Restate the records that follow word for word; no pictures should appear.
== == ==
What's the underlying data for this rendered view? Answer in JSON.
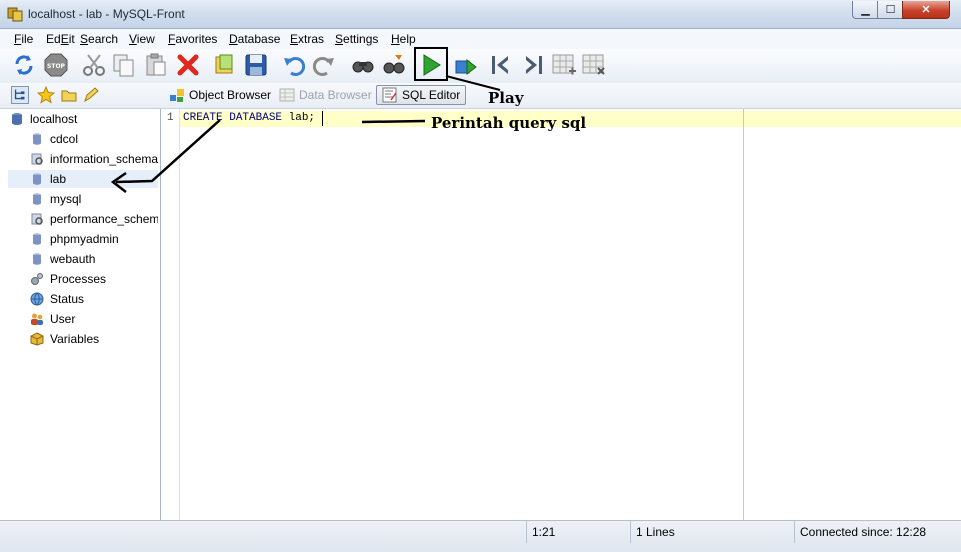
{
  "window": {
    "title": "localhost - lab - MySQL-Front",
    "minimize_glyph": "▁",
    "maximize_glyph": "☐",
    "close_glyph": "✕"
  },
  "menu": [
    {
      "key": "F",
      "rest": "ile"
    },
    {
      "key": "E",
      "pre": "Ed",
      "rest": "it"
    },
    {
      "key": "S",
      "rest": "earch"
    },
    {
      "key": "V",
      "rest": "iew"
    },
    {
      "key": "F",
      "pre": "",
      "rest": "avorites"
    },
    {
      "key": "D",
      "rest": "atabase"
    },
    {
      "key": "E",
      "rest": "xtras"
    },
    {
      "key": "S",
      "rest": "ettings"
    },
    {
      "key": "H",
      "rest": "elp"
    }
  ],
  "menu_labels": [
    "File",
    "Edit",
    "Search",
    "View",
    "Favorites",
    "Database",
    "Extras",
    "Settings",
    "Help"
  ],
  "toolbar_icons": [
    "refresh-icon",
    "stop-icon",
    "cut-icon",
    "copy-icon",
    "paste-icon",
    "delete-icon",
    "open-icon",
    "save-icon",
    "undo-icon",
    "redo-icon",
    "find-icon",
    "replace-icon",
    "play-icon",
    "run-selection-icon",
    "first-icon",
    "last-icon",
    "grid-add-icon",
    "grid-delete-icon"
  ],
  "views": {
    "object_browser": "Object Browser",
    "data_browser": "Data Browser",
    "sql_editor": "SQL Editor"
  },
  "tree": {
    "root": "localhost",
    "databases": [
      "cdcol",
      "information_schema",
      "lab",
      "mysql",
      "performance_schema",
      "phpmyadmin",
      "webauth"
    ],
    "selected": "lab",
    "system": [
      "Processes",
      "Status",
      "User",
      "Variables"
    ]
  },
  "editor": {
    "line_number": "1",
    "kw1": "CREATE",
    "kw2": "DATABASE",
    "rest": " lab;"
  },
  "annotations": {
    "play": "Play",
    "query": "Perintah query sql"
  },
  "status": {
    "position": "1:21",
    "lines": "1 Lines",
    "connected": "Connected since: 12:28"
  },
  "colors": {
    "accent": "#1e7b1e",
    "current_line": "#ffffc8",
    "titlebar": "#d3dfee"
  }
}
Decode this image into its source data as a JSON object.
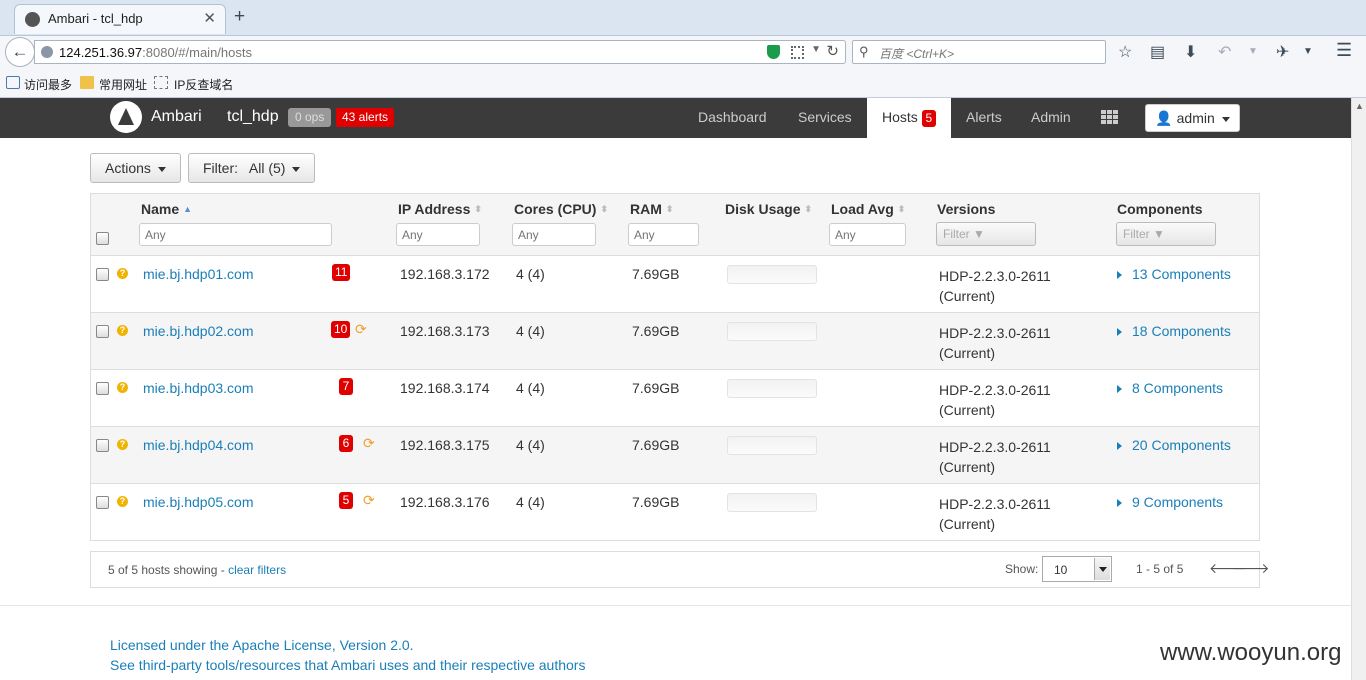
{
  "browser": {
    "tab_title": "Ambari - tcl_hdp",
    "url_host": "124.251.36.97",
    "url_rest": ":8080/#/main/hosts",
    "search_placeholder": "百度 <Ctrl+K>",
    "bookmarks": [
      "访问最多",
      "常用网址",
      "IP反查域名"
    ]
  },
  "topnav": {
    "brand": "Ambari",
    "cluster": "tcl_hdp",
    "ops": "0 ops",
    "alerts": "43 alerts",
    "links": {
      "dashboard": "Dashboard",
      "services": "Services",
      "hosts": "Hosts",
      "alerts": "Alerts",
      "admin": "Admin"
    },
    "hosts_count": "5",
    "user": "admin"
  },
  "toolbar": {
    "actions": "Actions",
    "filter": "Filter:   All (5)"
  },
  "table": {
    "headers": {
      "name": "Name",
      "ip": "IP Address",
      "cores": "Cores (CPU)",
      "ram": "RAM",
      "disk": "Disk Usage",
      "load": "Load Avg",
      "versions": "Versions",
      "components": "Components"
    },
    "filter_placeholder": "Any",
    "filter_button": "Filter",
    "rows": [
      {
        "name": "mie.bj.hdp01.com",
        "alerts": "11",
        "restart": false,
        "ip": "192.168.3.172",
        "cores": "4 (4)",
        "ram": "7.69GB",
        "version": "HDP-2.2.3.0-2611",
        "version_state": "(Current)",
        "components": "13 Components"
      },
      {
        "name": "mie.bj.hdp02.com",
        "alerts": "10",
        "restart": true,
        "ip": "192.168.3.173",
        "cores": "4 (4)",
        "ram": "7.69GB",
        "version": "HDP-2.2.3.0-2611",
        "version_state": "(Current)",
        "components": "18 Components"
      },
      {
        "name": "mie.bj.hdp03.com",
        "alerts": "7",
        "restart": false,
        "ip": "192.168.3.174",
        "cores": "4 (4)",
        "ram": "7.69GB",
        "version": "HDP-2.2.3.0-2611",
        "version_state": "(Current)",
        "components": "8 Components"
      },
      {
        "name": "mie.bj.hdp04.com",
        "alerts": "6",
        "restart": true,
        "ip": "192.168.3.175",
        "cores": "4 (4)",
        "ram": "7.69GB",
        "version": "HDP-2.2.3.0-2611",
        "version_state": "(Current)",
        "components": "20 Components"
      },
      {
        "name": "mie.bj.hdp05.com",
        "alerts": "5",
        "restart": true,
        "ip": "192.168.3.176",
        "cores": "4 (4)",
        "ram": "7.69GB",
        "version": "HDP-2.2.3.0-2611",
        "version_state": "(Current)",
        "components": "9 Components"
      }
    ]
  },
  "footer": {
    "showing": "5 of 5 hosts showing - ",
    "clear_filters": "clear filters",
    "show_label": "Show:",
    "page_size": "10",
    "range": "1 - 5 of 5"
  },
  "license": {
    "line1": "Licensed under the Apache License, Version 2.0.",
    "line2": "See third-party tools/resources that Ambari uses and their respective authors"
  },
  "watermark": "www.wooyun.org",
  "colors": {
    "nav_bg": "#3b3b3b",
    "alert_red": "#e10000",
    "link_blue": "#1a7fb8",
    "warning_yellow": "#f0b400",
    "restart_orange": "#f0a030"
  }
}
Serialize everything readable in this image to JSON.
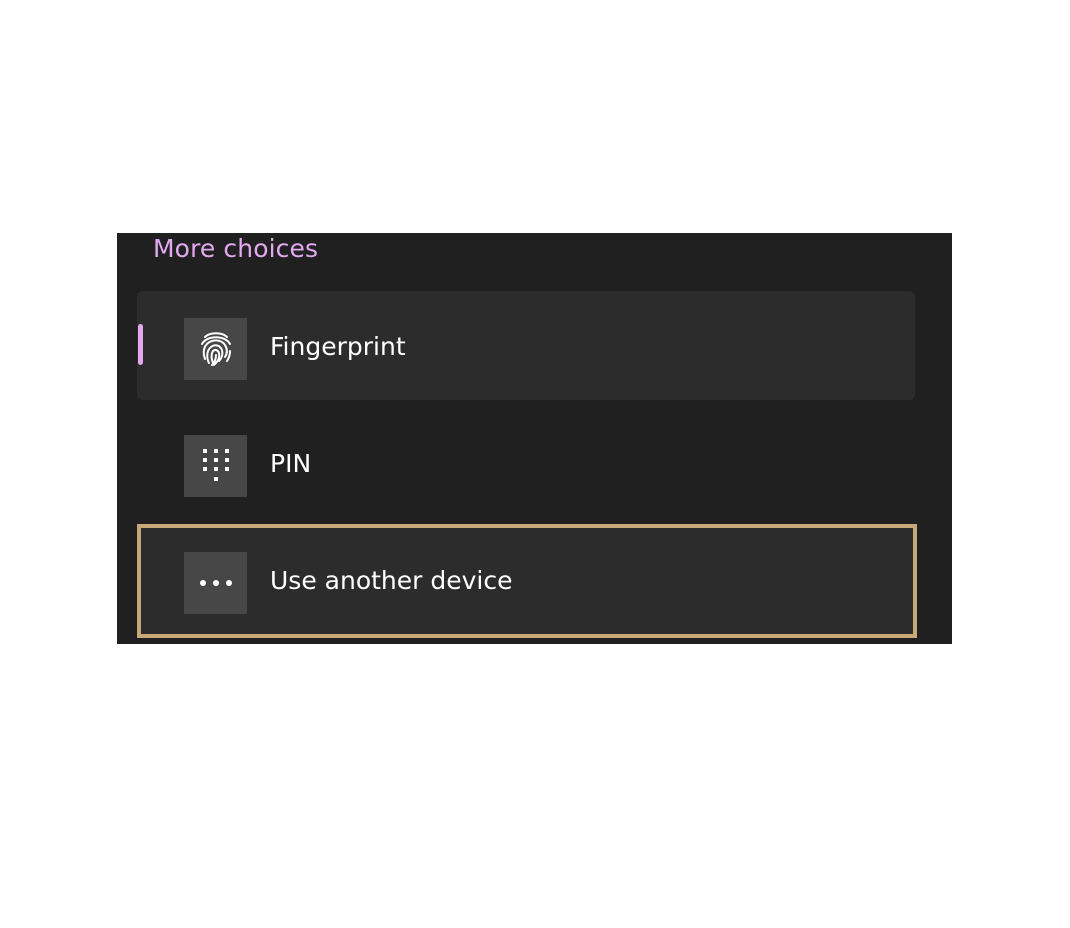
{
  "panel": {
    "heading": "More choices",
    "accent_color": "#e2a9f1",
    "focus_color": "#c8a878",
    "options": [
      {
        "label": "Fingerprint",
        "icon": "fingerprint-icon",
        "state": "selected"
      },
      {
        "label": "PIN",
        "icon": "keypad-icon",
        "state": "normal"
      },
      {
        "label": "Use another device",
        "icon": "more-icon",
        "state": "focused"
      }
    ]
  }
}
== == ==
Finished task
What's the underlying data for this rendered view? Answer in JSON.
{
  "window": {
    "title": "localhost - lab - MySQL-Front",
    "minimize_glyph": "▁",
    "maximize_glyph": "☐",
    "close_glyph": "✕"
  },
  "menu": [
    {
      "key": "F",
      "rest": "ile"
    },
    {
      "key": "E",
      "pre": "Ed",
      "rest": "it"
    },
    {
      "key": "S",
      "rest": "earch"
    },
    {
      "key": "V",
      "rest": "iew"
    },
    {
      "key": "F",
      "pre": "",
      "rest": "avorites"
    },
    {
      "key": "D",
      "rest": "atabase"
    },
    {
      "key": "E",
      "rest": "xtras"
    },
    {
      "key": "S",
      "rest": "ettings"
    },
    {
      "key": "H",
      "rest": "elp"
    }
  ],
  "menu_labels": [
    "File",
    "Edit",
    "Search",
    "View",
    "Favorites",
    "Database",
    "Extras",
    "Settings",
    "Help"
  ],
  "toolbar_icons": [
    "refresh-icon",
    "stop-icon",
    "cut-icon",
    "copy-icon",
    "paste-icon",
    "delete-icon",
    "open-icon",
    "save-icon",
    "undo-icon",
    "redo-icon",
    "find-icon",
    "replace-icon",
    "play-icon",
    "run-selection-icon",
    "first-icon",
    "last-icon",
    "grid-add-icon",
    "grid-delete-icon"
  ],
  "views": {
    "object_browser": "Object Browser",
    "data_browser": "Data Browser",
    "sql_editor": "SQL Editor"
  },
  "tree": {
    "root": "localhost",
    "databases": [
      "cdcol",
      "information_schema",
      "lab",
      "mysql",
      "performance_schema",
      "phpmyadmin",
      "webauth"
    ],
    "selected": "lab",
    "system": [
      "Processes",
      "Status",
      "User",
      "Variables"
    ]
  },
  "editor": {
    "line_number": "1",
    "kw1": "CREATE",
    "kw2": "DATABASE",
    "rest": " lab;"
  },
  "annotations": {
    "play": "Play",
    "query": "Perintah query sql"
  },
  "status": {
    "position": "1:21",
    "lines": "1 Lines",
    "connected": "Connected since: 12:28"
  },
  "colors": {
    "accent": "#1e7b1e",
    "current_line": "#ffffc8",
    "titlebar": "#d3dfee"
  }
}
Decode this image into its source data as a JSON object.
{
  "browser": {
    "tab_title": "Ambari - tcl_hdp",
    "url_host": "124.251.36.97",
    "url_rest": ":8080/#/main/hosts",
    "search_placeholder": "百度 <Ctrl+K>",
    "bookmarks": [
      "访问最多",
      "常用网址",
      "IP反查域名"
    ]
  },
  "topnav": {
    "brand": "Ambari",
    "cluster": "tcl_hdp",
    "ops": "0 ops",
    "alerts": "43 alerts",
    "links": {
      "dashboard": "Dashboard",
      "services": "Services",
      "hosts": "Hosts",
      "alerts": "Alerts",
      "admin": "Admin"
    },
    "hosts_count": "5",
    "user": "admin"
  },
  "toolbar": {
    "actions": "Actions",
    "filter": "Filter:   All (5)"
  },
  "table": {
    "headers": {
      "name": "Name",
      "ip": "IP Address",
      "cores": "Cores (CPU)",
      "ram": "RAM",
      "disk": "Disk Usage",
      "load": "Load Avg",
      "versions": "Versions",
      "components": "Components"
    },
    "filter_placeholder": "Any",
    "filter_button": "Filter",
    "rows": [
      {
        "name": "mie.bj.hdp01.com",
        "alerts": "11",
        "restart": false,
        "ip": "192.168.3.172",
        "cores": "4 (4)",
        "ram": "7.69GB",
        "version": "HDP-2.2.3.0-2611",
        "version_state": "(Current)",
        "components": "13 Components"
      },
      {
        "name": "mie.bj.hdp02.com",
        "alerts": "10",
        "restart": true,
        "ip": "192.168.3.173",
        "cores": "4 (4)",
        "ram": "7.69GB",
        "version": "HDP-2.2.3.0-2611",
        "version_state": "(Current)",
        "components": "18 Components"
      },
      {
        "name": "mie.bj.hdp03.com",
        "alerts": "7",
        "restart": false,
        "ip": "192.168.3.174",
        "cores": "4 (4)",
        "ram": "7.69GB",
        "version": "HDP-2.2.3.0-2611",
        "version_state": "(Current)",
        "components": "8 Components"
      },
      {
        "name": "mie.bj.hdp04.com",
        "alerts": "6",
        "restart": true,
        "ip": "192.168.3.175",
        "cores": "4 (4)",
        "ram": "7.69GB",
        "version": "HDP-2.2.3.0-2611",
        "version_state": "(Current)",
        "components": "20 Components"
      },
      {
        "name": "mie.bj.hdp05.com",
        "alerts": "5",
        "restart": true,
        "ip": "192.168.3.176",
        "cores": "4 (4)",
        "ram": "7.69GB",
        "version": "HDP-2.2.3.0-2611",
        "version_state": "(Current)",
        "components": "9 Components"
      }
    ]
  },
  "footer": {
    "showing": "5 of 5 hosts showing - ",
    "clear_filters": "clear filters",
    "show_label": "Show:",
    "page_size": "10",
    "range": "1 - 5 of 5"
  },
  "license": {
    "line1": "Licensed under the Apache License, Version 2.0.",
    "line2": "See third-party tools/resources that Ambari uses and their respective authors"
  },
  "watermark": "www.wooyun.org",
  "colors": {
    "nav_bg": "#3b3b3b",
    "alert_red": "#e10000",
    "link_blue": "#1a7fb8",
    "warning_yellow": "#f0b400",
    "restart_orange": "#f0a030"
  }
}
Serialize everything readable in this image to JSON.
{
  "panel": {
    "heading": "More choices",
    "accent_color": "#e2a9f1",
    "focus_color": "#c8a878",
    "options": [
      {
        "label": "Fingerprint",
        "icon": "fingerprint-icon",
        "state": "selected"
      },
      {
        "label": "PIN",
        "icon": "keypad-icon",
        "state": "normal"
      },
      {
        "label": "Use another device",
        "icon": "more-icon",
        "state": "focused"
      }
    ]
  }
}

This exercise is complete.